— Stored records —
..............................

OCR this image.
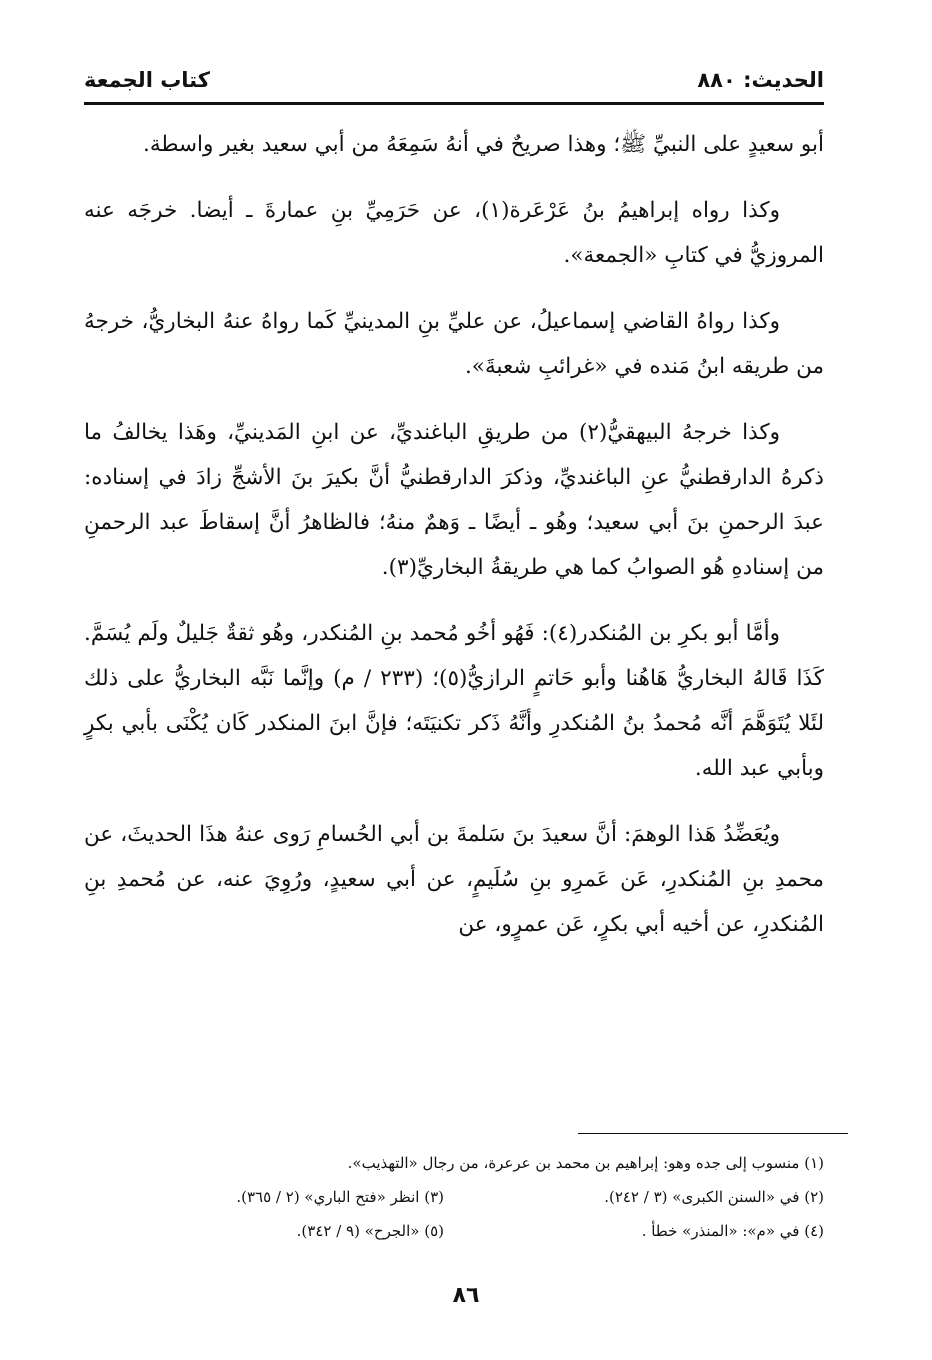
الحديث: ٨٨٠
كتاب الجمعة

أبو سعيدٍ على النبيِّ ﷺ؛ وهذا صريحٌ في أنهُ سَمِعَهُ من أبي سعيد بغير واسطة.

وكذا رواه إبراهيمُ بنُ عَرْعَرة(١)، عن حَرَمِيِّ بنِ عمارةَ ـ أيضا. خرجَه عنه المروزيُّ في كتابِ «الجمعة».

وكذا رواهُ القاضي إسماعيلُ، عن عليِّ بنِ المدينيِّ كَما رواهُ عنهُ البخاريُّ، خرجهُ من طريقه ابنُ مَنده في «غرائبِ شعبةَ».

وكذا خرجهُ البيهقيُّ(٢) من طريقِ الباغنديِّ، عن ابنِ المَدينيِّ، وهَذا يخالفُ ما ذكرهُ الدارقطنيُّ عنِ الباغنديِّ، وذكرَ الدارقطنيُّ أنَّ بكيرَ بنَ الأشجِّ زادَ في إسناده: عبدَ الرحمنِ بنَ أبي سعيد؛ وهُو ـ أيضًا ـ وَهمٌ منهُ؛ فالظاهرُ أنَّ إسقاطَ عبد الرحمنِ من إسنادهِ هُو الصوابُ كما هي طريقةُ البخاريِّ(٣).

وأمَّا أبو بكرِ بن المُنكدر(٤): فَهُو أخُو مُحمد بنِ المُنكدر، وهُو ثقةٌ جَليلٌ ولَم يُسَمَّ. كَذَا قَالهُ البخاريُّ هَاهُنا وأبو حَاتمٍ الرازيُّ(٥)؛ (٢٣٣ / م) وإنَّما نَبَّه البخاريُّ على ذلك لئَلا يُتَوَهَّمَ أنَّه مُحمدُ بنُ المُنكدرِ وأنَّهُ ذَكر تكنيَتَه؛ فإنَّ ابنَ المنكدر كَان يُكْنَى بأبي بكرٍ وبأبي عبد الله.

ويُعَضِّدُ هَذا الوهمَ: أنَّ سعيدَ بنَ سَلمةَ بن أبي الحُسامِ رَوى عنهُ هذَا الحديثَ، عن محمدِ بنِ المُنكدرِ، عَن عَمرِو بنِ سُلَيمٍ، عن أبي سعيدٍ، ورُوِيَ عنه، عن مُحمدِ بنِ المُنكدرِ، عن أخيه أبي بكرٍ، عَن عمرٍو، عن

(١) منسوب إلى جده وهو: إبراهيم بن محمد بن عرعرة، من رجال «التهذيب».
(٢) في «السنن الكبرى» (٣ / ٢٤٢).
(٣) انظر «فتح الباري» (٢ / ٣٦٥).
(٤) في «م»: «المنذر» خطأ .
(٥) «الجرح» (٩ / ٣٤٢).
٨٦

..............................

— SET PROBLEM —
In this exercise, set down all of the data exactly, without the pictures.

— SOLUTION TO THIS PROBLEM —
OCR this image.
الحديث: ٨٨٠
كتاب الجمعة

أبو سعيدٍ على النبيِّ ﷺ؛ وهذا صريحٌ في أنهُ سَمِعَهُ من أبي سعيد بغير واسطة.

وكذا رواه إبراهيمُ بنُ عَرْعَرة(١)، عن حَرَمِيِّ بنِ عمارةَ ـ أيضا. خرجَه عنه المروزيُّ في كتابِ «الجمعة».

وكذا رواهُ القاضي إسماعيلُ، عن عليِّ بنِ المدينيِّ كَما رواهُ عنهُ البخاريُّ، خرجهُ من طريقه ابنُ مَنده في «غرائبِ شعبةَ».

وكذا خرجهُ البيهقيُّ(٢) من طريقِ الباغنديِّ، عن ابنِ المَدينيِّ، وهَذا يخالفُ ما ذكرهُ الدارقطنيُّ عنِ الباغنديِّ، وذكرَ الدارقطنيُّ أنَّ بكيرَ بنَ الأشجِّ زادَ في إسناده: عبدَ الرحمنِ بنَ أبي سعيد؛ وهُو ـ أيضًا ـ وَهمٌ منهُ؛ فالظاهرُ أنَّ إسقاطَ عبد الرحمنِ من إسنادهِ هُو الصوابُ كما هي طريقةُ البخاريِّ(٣).

وأمَّا أبو بكرِ بن المُنكدر(٤): فَهُو أخُو مُحمد بنِ المُنكدر، وهُو ثقةٌ جَليلٌ ولَم يُسَمَّ. كَذَا قَالهُ البخاريُّ هَاهُنا وأبو حَاتمٍ الرازيُّ(٥)؛ (٢٣٣ / م) وإنَّما نَبَّه البخاريُّ على ذلك لئَلا يُتَوَهَّمَ أنَّه مُحمدُ بنُ المُنكدرِ وأنَّهُ ذَكر تكنيَتَه؛ فإنَّ ابنَ المنكدر كَان يُكْنَى بأبي بكرٍ وبأبي عبد الله.

ويُعَضِّدُ هَذا الوهمَ: أنَّ سعيدَ بنَ سَلمةَ بن أبي الحُسامِ رَوى عنهُ هذَا الحديثَ، عن محمدِ بنِ المُنكدرِ، عَن عَمرِو بنِ سُلَيمٍ، عن أبي سعيدٍ، ورُوِيَ عنه، عن مُحمدِ بنِ المُنكدرِ، عن أخيه أبي بكرٍ، عَن عمرٍو، عن

(١) منسوب إلى جده وهو: إبراهيم بن محمد بن عرعرة، من رجال «التهذيب».
(٢) في «السنن الكبرى» (٣ / ٢٤٢).
(٣) انظر «فتح الباري» (٢ / ٣٦٥).
(٤) في «م»: «المنذر» خطأ .
(٥) «الجرح» (٩ / ٣٤٢).
٨٦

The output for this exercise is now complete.